RECORD EXTRACTS:
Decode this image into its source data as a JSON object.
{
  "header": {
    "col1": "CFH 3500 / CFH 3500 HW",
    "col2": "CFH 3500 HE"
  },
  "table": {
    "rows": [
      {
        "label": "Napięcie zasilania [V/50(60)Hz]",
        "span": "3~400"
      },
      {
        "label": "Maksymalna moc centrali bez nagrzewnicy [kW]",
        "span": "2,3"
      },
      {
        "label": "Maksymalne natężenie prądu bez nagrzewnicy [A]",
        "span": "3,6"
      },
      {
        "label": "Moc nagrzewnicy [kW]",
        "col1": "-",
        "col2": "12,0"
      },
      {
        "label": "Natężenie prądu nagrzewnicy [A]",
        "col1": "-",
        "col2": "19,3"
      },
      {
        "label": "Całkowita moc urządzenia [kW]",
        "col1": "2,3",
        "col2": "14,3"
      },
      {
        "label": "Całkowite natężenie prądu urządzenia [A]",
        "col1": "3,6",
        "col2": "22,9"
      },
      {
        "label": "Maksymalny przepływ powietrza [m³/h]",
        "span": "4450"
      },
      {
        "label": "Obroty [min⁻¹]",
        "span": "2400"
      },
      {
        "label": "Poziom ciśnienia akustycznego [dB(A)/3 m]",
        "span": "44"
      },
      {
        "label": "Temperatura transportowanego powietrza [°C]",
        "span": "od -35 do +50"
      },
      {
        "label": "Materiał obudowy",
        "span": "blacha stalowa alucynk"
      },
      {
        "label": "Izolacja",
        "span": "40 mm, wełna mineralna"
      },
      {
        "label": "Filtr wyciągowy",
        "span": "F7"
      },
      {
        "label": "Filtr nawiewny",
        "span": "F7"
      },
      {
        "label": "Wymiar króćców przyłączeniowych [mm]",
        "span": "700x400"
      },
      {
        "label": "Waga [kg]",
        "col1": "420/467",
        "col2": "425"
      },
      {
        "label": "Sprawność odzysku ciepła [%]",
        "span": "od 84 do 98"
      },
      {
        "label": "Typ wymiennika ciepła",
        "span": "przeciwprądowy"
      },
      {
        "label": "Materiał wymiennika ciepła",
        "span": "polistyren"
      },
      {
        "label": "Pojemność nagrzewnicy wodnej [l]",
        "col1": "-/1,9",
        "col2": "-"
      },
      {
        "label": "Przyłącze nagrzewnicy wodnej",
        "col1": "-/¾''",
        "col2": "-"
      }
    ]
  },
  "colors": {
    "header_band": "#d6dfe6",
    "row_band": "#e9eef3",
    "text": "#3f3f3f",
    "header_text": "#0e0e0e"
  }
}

GIVEN REQUEST:
Scan the material and collect every line that contains "Filtr".

ANSWER TO THIS EXERCISE:
        "label": "Filtr wyciągowy",
        "label": "Filtr nawiewny",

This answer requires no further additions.